→ **Given instruction**
Filter the entries and keep only the lines where the string "structured" appears.

→ **Material shown**
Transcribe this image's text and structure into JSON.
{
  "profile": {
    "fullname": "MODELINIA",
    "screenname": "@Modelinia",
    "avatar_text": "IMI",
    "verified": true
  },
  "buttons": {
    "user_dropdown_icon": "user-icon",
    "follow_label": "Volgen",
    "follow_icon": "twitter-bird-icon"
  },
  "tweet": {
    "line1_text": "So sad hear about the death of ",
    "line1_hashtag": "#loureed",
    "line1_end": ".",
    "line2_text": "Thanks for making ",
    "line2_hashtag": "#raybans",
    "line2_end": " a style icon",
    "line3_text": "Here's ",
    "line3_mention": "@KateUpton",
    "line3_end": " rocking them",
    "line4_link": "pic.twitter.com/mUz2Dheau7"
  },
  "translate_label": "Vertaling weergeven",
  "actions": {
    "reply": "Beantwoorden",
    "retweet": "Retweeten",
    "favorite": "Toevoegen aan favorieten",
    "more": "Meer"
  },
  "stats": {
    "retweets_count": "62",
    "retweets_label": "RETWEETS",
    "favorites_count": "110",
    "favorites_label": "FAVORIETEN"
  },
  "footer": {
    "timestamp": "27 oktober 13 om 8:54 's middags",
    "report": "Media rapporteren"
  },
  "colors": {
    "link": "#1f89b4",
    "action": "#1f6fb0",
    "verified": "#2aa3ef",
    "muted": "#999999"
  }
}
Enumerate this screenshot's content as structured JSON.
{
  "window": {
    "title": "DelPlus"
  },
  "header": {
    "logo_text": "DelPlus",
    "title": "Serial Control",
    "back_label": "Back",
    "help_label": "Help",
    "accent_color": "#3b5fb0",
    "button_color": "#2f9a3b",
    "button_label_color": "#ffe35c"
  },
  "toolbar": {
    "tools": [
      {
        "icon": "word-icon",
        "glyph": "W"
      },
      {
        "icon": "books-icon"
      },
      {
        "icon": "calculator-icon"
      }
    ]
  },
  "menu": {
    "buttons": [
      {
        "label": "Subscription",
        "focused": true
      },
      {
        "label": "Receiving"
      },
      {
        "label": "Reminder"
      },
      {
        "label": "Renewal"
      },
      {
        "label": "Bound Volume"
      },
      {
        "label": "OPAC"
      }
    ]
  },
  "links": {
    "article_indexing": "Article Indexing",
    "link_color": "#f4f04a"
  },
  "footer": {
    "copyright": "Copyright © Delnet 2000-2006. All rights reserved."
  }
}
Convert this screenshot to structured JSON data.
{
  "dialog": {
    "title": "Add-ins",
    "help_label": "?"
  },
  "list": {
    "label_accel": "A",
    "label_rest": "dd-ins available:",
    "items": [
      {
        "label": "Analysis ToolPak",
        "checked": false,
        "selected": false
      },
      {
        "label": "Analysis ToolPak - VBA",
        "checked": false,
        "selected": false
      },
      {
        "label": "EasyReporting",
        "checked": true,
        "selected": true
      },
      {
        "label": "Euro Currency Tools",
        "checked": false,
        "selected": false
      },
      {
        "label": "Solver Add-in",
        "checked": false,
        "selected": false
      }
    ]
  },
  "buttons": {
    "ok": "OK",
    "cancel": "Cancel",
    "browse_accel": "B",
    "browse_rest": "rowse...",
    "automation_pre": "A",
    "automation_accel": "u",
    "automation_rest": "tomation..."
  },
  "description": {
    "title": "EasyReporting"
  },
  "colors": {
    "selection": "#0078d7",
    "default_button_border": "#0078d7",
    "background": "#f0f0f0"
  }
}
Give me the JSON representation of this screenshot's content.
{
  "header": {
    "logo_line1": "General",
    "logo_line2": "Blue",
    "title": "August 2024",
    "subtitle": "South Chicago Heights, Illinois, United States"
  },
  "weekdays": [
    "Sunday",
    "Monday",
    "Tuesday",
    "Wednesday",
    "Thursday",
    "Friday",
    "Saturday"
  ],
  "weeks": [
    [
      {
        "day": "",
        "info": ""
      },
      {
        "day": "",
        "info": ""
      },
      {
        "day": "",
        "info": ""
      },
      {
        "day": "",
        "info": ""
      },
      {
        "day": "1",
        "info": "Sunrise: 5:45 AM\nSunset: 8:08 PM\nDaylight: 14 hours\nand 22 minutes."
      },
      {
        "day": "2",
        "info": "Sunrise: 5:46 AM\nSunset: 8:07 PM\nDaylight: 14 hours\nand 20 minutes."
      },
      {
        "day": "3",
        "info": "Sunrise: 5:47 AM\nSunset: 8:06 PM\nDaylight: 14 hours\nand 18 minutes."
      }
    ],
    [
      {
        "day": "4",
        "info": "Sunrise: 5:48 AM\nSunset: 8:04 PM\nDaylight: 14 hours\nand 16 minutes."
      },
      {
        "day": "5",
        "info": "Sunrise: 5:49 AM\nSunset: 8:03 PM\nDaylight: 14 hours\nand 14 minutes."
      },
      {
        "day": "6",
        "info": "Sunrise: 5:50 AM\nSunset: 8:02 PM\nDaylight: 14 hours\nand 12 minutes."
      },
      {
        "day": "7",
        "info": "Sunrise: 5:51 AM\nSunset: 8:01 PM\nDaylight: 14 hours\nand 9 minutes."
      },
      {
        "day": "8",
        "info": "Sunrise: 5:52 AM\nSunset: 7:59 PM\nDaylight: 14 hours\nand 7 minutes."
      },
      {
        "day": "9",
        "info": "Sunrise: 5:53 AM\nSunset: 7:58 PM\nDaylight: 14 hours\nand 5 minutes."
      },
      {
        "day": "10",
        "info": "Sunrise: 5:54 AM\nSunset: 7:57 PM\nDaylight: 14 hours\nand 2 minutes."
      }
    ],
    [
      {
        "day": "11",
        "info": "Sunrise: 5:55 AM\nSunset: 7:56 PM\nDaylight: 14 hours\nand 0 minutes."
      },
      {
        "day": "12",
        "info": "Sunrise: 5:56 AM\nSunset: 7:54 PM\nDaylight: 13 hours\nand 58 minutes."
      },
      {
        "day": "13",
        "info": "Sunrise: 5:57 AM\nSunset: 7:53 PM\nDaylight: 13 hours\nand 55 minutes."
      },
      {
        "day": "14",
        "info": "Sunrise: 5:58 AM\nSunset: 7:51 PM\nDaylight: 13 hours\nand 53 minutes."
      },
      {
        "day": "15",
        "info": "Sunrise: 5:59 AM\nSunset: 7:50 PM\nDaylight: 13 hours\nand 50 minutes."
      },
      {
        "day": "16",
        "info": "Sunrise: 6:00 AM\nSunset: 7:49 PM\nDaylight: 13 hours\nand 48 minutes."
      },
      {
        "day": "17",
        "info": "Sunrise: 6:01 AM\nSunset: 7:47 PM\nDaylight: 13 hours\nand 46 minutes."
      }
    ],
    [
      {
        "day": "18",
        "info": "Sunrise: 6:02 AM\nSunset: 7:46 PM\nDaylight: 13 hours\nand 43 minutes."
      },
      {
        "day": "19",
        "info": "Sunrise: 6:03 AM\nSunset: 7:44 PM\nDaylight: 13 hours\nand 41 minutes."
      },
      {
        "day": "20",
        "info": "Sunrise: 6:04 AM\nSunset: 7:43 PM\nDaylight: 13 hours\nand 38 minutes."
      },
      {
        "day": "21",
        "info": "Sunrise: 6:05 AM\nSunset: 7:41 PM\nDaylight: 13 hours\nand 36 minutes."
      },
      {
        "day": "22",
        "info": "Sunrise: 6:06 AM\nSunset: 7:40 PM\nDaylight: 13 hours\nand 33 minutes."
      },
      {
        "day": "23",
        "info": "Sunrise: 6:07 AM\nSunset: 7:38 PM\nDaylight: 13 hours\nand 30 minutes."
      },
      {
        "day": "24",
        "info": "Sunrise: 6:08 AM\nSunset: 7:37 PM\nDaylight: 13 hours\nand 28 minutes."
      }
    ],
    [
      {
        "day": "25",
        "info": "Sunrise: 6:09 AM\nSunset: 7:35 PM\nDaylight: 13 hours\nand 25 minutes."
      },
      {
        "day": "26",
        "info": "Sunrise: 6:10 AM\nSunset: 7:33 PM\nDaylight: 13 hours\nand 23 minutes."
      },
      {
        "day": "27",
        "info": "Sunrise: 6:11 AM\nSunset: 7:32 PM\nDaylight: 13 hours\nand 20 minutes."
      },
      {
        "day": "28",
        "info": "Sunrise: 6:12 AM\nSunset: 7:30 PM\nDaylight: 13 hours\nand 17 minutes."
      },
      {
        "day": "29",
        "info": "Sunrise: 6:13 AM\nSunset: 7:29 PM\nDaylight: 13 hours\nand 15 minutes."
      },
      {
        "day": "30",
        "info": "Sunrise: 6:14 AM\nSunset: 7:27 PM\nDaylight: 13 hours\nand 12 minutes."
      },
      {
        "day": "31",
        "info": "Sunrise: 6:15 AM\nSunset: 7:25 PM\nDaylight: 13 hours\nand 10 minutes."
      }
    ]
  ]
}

→ **Response to this task**
Enumerate this screenshot's content as structured JSON.
Convert this screenshot to structured JSON data.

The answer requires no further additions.